Set problem: Copy each line of the records that holds the string "Balança".

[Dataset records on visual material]
════════════════
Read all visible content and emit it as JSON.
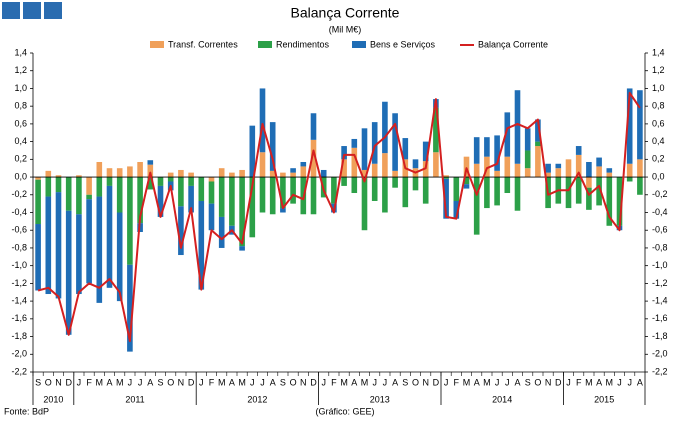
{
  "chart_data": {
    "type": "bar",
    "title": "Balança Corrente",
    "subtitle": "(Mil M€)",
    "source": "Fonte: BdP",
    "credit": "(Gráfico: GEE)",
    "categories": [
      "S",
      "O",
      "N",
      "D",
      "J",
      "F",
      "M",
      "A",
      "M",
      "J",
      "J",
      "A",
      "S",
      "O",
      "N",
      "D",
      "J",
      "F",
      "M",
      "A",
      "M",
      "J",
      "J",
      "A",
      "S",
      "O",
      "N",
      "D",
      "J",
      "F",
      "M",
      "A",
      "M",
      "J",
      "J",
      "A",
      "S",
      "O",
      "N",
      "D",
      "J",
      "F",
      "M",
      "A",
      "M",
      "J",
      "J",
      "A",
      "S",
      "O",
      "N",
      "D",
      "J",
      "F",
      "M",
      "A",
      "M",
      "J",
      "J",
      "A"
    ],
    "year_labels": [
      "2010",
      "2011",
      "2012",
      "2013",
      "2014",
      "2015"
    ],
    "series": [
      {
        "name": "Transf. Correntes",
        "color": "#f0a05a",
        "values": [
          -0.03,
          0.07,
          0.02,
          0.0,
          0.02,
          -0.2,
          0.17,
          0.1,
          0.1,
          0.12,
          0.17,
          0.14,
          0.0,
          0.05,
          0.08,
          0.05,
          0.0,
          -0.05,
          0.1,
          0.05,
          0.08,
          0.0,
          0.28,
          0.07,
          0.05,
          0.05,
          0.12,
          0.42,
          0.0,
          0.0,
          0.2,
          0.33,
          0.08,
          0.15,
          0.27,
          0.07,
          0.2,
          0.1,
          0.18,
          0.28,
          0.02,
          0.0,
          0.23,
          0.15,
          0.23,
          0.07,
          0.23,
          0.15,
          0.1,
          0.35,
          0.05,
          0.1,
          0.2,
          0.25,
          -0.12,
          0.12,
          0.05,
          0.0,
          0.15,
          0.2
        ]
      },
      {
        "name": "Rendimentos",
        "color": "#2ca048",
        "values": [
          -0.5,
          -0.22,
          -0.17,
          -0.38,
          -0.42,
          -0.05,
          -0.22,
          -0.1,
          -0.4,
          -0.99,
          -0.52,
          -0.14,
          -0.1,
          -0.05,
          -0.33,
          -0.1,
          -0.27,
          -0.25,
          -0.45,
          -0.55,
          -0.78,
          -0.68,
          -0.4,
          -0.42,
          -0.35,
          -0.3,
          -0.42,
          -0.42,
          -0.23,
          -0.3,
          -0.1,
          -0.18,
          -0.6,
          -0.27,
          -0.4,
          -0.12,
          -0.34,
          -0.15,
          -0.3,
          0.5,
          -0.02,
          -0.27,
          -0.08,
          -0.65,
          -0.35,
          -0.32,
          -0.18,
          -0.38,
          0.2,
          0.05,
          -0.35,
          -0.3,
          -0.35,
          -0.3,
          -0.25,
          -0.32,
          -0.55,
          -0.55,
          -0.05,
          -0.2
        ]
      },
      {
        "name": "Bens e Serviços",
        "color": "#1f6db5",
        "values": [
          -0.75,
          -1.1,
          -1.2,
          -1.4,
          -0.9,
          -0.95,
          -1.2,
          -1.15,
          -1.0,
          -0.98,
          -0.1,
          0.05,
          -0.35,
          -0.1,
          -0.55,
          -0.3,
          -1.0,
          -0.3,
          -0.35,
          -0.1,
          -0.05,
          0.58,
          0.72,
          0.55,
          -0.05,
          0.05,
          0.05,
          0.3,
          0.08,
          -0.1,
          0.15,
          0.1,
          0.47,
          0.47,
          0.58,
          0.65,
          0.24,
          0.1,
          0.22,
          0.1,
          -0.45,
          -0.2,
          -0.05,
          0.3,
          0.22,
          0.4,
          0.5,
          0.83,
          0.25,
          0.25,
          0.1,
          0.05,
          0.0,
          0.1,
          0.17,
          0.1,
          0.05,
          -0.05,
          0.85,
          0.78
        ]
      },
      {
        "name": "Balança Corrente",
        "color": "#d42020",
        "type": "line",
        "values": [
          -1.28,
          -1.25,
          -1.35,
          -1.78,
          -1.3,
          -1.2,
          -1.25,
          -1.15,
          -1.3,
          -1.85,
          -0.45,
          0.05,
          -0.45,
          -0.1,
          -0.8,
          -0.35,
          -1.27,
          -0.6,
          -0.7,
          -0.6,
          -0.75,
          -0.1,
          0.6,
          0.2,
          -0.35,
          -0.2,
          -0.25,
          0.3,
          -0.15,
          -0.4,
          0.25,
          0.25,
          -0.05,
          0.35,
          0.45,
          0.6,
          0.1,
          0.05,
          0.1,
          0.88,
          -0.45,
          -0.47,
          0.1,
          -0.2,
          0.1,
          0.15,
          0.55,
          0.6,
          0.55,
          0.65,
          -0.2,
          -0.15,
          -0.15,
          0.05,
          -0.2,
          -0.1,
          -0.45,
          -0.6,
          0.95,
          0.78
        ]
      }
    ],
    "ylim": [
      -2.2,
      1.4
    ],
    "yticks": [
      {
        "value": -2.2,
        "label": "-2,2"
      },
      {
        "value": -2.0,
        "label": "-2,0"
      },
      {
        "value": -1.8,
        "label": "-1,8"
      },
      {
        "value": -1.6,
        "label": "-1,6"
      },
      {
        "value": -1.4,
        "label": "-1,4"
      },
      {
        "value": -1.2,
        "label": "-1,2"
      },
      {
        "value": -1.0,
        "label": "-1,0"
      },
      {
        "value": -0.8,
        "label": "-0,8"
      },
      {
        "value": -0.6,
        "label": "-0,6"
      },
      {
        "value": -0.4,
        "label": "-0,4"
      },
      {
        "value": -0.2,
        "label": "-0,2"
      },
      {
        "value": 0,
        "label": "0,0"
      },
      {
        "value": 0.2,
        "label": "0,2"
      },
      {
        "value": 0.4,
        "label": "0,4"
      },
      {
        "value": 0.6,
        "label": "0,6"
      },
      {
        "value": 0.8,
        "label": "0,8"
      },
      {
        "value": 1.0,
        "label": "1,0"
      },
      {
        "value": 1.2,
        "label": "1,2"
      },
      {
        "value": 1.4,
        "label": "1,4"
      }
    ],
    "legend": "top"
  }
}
════════════════
Expected answer:
    "title": "Balança Corrente",
        "name": "Balança Corrente",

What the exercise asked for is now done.